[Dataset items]
☆ ☆ ☆ ☆ ☆ ☆ ☆
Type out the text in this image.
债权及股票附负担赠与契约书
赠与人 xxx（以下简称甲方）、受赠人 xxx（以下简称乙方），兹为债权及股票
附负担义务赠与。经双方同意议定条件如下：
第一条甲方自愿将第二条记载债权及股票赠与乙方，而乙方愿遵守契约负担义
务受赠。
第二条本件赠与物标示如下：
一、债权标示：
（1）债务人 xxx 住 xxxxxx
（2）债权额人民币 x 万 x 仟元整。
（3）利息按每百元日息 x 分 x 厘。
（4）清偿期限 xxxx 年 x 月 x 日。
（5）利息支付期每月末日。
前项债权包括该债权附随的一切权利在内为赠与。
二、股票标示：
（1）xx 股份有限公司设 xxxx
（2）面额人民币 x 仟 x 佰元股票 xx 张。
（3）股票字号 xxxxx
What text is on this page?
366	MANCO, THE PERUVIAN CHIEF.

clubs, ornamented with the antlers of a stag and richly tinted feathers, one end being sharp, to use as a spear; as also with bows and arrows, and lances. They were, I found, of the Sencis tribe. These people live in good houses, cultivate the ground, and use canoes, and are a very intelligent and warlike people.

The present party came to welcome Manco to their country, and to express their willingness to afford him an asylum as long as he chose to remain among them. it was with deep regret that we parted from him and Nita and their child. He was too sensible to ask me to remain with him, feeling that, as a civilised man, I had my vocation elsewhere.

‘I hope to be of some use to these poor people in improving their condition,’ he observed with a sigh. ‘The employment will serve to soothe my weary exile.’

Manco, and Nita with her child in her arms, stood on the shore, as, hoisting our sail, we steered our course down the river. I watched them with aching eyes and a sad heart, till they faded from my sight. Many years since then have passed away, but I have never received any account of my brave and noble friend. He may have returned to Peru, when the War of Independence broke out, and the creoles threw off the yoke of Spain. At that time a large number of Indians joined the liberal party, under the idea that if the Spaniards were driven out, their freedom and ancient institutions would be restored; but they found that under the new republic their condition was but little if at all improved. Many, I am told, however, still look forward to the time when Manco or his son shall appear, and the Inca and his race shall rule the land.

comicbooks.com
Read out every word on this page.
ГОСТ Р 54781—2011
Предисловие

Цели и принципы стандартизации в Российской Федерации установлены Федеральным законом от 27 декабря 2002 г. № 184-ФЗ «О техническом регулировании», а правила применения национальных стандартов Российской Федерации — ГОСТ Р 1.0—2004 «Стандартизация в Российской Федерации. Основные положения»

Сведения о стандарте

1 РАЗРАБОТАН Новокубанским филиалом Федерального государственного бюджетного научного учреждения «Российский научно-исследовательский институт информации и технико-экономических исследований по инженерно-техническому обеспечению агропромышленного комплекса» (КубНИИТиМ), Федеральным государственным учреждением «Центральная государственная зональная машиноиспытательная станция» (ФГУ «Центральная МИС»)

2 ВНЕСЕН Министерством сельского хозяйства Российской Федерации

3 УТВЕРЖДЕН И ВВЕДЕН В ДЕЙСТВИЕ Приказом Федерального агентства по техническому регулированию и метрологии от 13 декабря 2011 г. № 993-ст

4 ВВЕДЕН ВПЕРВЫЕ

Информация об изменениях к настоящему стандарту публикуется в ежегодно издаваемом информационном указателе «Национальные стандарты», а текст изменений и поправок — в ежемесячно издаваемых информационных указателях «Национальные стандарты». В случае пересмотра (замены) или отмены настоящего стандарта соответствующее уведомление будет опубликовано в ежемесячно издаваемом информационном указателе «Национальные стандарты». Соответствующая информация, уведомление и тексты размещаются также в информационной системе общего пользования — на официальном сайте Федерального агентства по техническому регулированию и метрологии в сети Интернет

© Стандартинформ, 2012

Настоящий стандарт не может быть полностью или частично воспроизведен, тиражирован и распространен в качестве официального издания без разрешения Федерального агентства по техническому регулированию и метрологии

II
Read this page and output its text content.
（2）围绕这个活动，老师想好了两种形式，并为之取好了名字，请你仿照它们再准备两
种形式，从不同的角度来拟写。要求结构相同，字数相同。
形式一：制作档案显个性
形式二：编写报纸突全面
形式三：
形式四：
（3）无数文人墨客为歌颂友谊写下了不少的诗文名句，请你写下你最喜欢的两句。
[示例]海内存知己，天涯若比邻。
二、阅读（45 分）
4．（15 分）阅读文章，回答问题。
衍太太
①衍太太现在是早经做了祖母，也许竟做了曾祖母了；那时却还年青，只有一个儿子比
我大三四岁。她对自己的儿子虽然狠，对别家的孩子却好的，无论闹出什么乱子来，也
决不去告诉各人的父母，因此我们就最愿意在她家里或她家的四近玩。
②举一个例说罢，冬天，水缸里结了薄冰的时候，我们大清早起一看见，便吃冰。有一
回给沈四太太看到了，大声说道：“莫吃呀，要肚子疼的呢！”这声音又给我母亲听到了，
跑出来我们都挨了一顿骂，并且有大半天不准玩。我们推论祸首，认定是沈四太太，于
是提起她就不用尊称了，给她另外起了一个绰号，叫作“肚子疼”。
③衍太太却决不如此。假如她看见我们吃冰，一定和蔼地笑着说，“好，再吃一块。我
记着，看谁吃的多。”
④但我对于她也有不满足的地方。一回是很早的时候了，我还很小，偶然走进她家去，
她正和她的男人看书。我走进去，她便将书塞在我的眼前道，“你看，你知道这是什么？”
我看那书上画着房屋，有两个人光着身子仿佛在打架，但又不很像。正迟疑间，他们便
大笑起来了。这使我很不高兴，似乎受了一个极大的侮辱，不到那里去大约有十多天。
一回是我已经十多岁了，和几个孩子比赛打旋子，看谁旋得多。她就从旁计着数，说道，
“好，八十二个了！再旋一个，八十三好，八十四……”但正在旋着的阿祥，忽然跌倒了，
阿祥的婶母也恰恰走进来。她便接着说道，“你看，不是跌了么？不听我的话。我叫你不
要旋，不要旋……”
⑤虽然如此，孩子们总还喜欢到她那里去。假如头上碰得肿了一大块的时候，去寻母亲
☆ ☆ ☆ ☆ ☆ ☆ ☆
◆ Stated problem
Quote exactly the line containing "Read this page and output its text content." and every later line through the end of the listing, and no other lines.

◆ Answer to this exercise
Read this page and output its text content.
（2）围绕这个活动，老师想好了两种形式，并为之取好了名字，请你仿照它们再准备两
种形式，从不同的角度来拟写。要求结构相同，字数相同。
形式一：制作档案显个性
形式二：编写报纸突全面
形式三：
形式四：
（3）无数文人墨客为歌颂友谊写下了不少的诗文名句，请你写下你最喜欢的两句。
[示例]海内存知己，天涯若比邻。
二、阅读（45 分）
4．（15 分）阅读文章，回答问题。
衍太太
①衍太太现在是早经做了祖母，也许竟做了曾祖母了；那时却还年青，只有一个儿子比
我大三四岁。她对自己的儿子虽然狠，对别家的孩子却好的，无论闹出什么乱子来，也
决不去告诉各人的父母，因此我们就最愿意在她家里或她家的四近玩。
②举一个例说罢，冬天，水缸里结了薄冰的时候，我们大清早起一看见，便吃冰。有一
回给沈四太太看到了，大声说道：“莫吃呀，要肚子疼的呢！”这声音又给我母亲听到了，
跑出来我们都挨了一顿骂，并且有大半天不准玩。我们推论祸首，认定是沈四太太，于
是提起她就不用尊称了，给她另外起了一个绰号，叫作“肚子疼”。
③衍太太却决不如此。假如她看见我们吃冰，一定和蔼地笑着说，“好，再吃一块。我
记着，看谁吃的多。”
④但我对于她也有不满足的地方。一回是很早的时候了，我还很小，偶然走进她家去，
她正和她的男人看书。我走进去，她便将书塞在我的眼前道，“你看，你知道这是什么？”
我看那书上画着房屋，有两个人光着身子仿佛在打架，但又不很像。正迟疑间，他们便
大笑起来了。这使我很不高兴，似乎受了一个极大的侮辱，不到那里去大约有十多天。
一回是我已经十多岁了，和几个孩子比赛打旋子，看谁旋得多。她就从旁计着数，说道，
“好，八十二个了！再旋一个，八十三好，八十四……”但正在旋着的阿祥，忽然跌倒了，
阿祥的婶母也恰恰走进来。她便接着说道，“你看，不是跌了么？不听我的话。我叫你不
要旋，不要旋……”
⑤虽然如此，孩子们总还喜欢到她那里去。假如头上碰得肿了一大块的时候，去寻母亲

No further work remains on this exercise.